__What the task requires__. Show all lines that include the string "detached"; copy each one.

■ ■ ■ ■ ■

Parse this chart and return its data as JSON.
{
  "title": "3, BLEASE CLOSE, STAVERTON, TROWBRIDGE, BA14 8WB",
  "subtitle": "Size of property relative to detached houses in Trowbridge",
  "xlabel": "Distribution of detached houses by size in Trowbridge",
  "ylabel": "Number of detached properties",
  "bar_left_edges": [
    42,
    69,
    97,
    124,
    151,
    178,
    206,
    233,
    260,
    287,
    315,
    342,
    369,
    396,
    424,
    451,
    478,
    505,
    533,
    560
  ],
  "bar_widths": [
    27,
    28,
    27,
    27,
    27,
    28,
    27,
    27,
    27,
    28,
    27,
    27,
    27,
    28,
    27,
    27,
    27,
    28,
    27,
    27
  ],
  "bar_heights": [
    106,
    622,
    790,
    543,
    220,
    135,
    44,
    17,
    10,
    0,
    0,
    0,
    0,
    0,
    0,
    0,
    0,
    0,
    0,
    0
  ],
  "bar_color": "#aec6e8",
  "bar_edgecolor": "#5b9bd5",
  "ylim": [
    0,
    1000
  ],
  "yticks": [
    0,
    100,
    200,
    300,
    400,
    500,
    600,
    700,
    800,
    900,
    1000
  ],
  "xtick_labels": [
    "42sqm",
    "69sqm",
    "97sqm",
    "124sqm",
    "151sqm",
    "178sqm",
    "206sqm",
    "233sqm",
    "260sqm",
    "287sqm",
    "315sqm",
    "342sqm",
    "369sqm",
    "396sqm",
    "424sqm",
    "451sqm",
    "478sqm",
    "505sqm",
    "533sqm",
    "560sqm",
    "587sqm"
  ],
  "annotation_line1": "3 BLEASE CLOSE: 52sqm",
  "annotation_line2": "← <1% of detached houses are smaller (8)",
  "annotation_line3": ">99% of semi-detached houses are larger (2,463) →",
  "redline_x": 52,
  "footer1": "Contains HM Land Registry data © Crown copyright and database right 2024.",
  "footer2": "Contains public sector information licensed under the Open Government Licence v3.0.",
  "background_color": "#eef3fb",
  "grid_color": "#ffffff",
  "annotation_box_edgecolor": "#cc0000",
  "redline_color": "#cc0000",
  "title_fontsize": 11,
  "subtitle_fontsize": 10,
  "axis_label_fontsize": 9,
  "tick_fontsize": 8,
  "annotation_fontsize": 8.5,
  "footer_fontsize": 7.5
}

■ ■ ■ ■ ■

__Expected output__.
  "subtitle": "Size of property relative to detached houses in Trowbridge",
  "xlabel": "Distribution of detached houses by size in Trowbridge",
  "ylabel": "Number of detached properties",
  "annotation_line2": "← <1% of detached houses are smaller (8)",
  "annotation_line3": ">99% of semi-detached houses are larger (2,463) →",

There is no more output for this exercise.